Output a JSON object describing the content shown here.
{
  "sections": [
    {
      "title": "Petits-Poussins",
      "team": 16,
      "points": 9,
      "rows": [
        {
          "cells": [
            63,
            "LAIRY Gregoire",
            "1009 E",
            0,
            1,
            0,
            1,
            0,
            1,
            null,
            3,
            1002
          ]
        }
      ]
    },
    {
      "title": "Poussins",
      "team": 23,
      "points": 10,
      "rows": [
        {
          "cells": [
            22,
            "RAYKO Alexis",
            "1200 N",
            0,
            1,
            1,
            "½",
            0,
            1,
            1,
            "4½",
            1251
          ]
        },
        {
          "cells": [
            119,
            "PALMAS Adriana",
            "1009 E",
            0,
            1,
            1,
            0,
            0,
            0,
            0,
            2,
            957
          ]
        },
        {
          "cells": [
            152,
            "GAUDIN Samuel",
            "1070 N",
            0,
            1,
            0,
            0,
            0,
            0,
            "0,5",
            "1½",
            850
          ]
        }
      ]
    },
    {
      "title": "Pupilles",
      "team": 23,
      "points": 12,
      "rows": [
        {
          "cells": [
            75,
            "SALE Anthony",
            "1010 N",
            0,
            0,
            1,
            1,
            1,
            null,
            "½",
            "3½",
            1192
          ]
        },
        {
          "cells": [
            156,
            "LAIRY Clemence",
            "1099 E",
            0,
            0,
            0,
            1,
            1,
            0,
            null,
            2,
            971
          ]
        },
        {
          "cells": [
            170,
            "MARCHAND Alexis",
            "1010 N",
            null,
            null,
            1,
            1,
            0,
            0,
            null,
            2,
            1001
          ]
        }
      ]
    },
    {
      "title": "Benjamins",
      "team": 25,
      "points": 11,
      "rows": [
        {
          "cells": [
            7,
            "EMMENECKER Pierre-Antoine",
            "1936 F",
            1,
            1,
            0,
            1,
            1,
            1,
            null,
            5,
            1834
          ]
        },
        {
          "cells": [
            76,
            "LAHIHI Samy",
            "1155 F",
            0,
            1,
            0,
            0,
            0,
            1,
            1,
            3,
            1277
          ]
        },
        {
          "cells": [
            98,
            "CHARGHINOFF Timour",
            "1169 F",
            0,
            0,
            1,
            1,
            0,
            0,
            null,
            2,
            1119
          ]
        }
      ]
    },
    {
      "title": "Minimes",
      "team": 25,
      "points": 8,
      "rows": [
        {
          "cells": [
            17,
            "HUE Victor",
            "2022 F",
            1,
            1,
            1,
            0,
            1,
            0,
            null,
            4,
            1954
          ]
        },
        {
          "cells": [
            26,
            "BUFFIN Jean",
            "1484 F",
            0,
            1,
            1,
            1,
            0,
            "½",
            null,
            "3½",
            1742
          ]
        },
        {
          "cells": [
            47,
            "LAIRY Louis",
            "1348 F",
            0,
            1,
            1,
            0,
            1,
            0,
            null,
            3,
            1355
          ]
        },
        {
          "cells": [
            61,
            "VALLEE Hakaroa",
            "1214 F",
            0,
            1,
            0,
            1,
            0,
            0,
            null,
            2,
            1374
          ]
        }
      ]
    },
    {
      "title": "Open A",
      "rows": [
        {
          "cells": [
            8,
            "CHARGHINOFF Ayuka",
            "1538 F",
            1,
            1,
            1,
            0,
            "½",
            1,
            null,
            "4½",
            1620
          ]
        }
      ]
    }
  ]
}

──────────────────────────────

Go through the records above and set each one down exactly, please.

**EXERCISE RESULT:**
Output a JSON object describing the content shown here.
{
  "sections": [
    {
      "title": "Petits-Poussins",
      "team": 16,
      "points": 9,
      "rows": [
        {
          "cells": [
            63,
            "LAIRY Gregoire",
            "1009 E",
            0,
            1,
            0,
            1,
            0,
            1,
            null,
            3,
            1002
          ]
        }
      ]
    },
    {
      "title": "Poussins",
      "team": 23,
      "points": 10,
      "rows": [
        {
          "cells": [
            22,
            "RAYKO Alexis",
            "1200 N",
            0,
            1,
            1,
            "½",
            0,
            1,
            1,
            "4½",
            1251
          ]
        },
        {
          "cells": [
            119,
            "PALMAS Adriana",
            "1009 E",
            0,
            1,
            1,
            0,
            0,
            0,
            0,
            2,
            957
          ]
        },
        {
          "cells": [
            152,
            "GAUDIN Samuel",
            "1070 N",
            0,
            1,
            0,
            0,
            0,
            0,
            "0,5",
            "1½",
            850
          ]
        }
      ]
    },
    {
      "title": "Pupilles",
      "team": 23,
      "points": 12,
      "rows": [
        {
          "cells": [
            75,
            "SALE Anthony",
            "1010 N",
            0,
            0,
            1,
            1,
            1,
            null,
            "½",
            "3½",
            1192
          ]
        },
        {
          "cells": [
            156,
            "LAIRY Clemence",
            "1099 E",
            0,
            0,
            0,
            1,
            1,
            0,
            null,
            2,
            971
          ]
        },
        {
          "cells": [
            170,
            "MARCHAND Alexis",
            "1010 N",
            null,
            null,
            1,
            1,
            0,
            0,
            null,
            2,
            1001
          ]
        }
      ]
    },
    {
      "title": "Benjamins",
      "team": 25,
      "points": 11,
      "rows": [
        {
          "cells": [
            7,
            "EMMENECKER Pierre-Antoine",
            "1936 F",
            1,
            1,
            0,
            1,
            1,
            1,
            null,
            5,
            1834
          ]
        },
        {
          "cells": [
            76,
            "LAHIHI Samy",
            "1155 F",
            0,
            1,
            0,
            0,
            0,
            1,
            1,
            3,
            1277
          ]
        },
        {
          "cells": [
            98,
            "CHARGHINOFF Timour",
            "1169 F",
            0,
            0,
            1,
            1,
            0,
            0,
            null,
            2,
            1119
          ]
        }
      ]
    },
    {
      "title": "Minimes",
      "team": 25,
      "points": 8,
      "rows": [
        {
          "cells": [
            17,
            "HUE Victor",
            "2022 F",
            1,
            1,
            1,
            0,
            1,
            0,
            null,
            4,
            1954
          ]
        },
        {
          "cells": [
            26,
            "BUFFIN Jean",
            "1484 F",
            0,
            1,
            1,
            1,
            0,
            "½",
            null,
            "3½",
            1742
          ]
        },
        {
          "cells": [
            47,
            "LAIRY Louis",
            "1348 F",
            0,
            1,
            1,
            0,
            1,
            0,
            null,
            3,
            1355
          ]
        },
        {
          "cells": [
            61,
            "VALLEE Hakaroa",
            "1214 F",
            0,
            1,
            0,
            1,
            0,
            0,
            null,
            2,
            1374
          ]
        }
      ]
    },
    {
      "title": "Open A",
      "rows": [
        {
          "cells": [
            8,
            "CHARGHINOFF Ayuka",
            "1538 F",
            1,
            1,
            1,
            0,
            "½",
            1,
            null,
            "4½",
            1620
          ]
        }
      ]
    }
  ]
}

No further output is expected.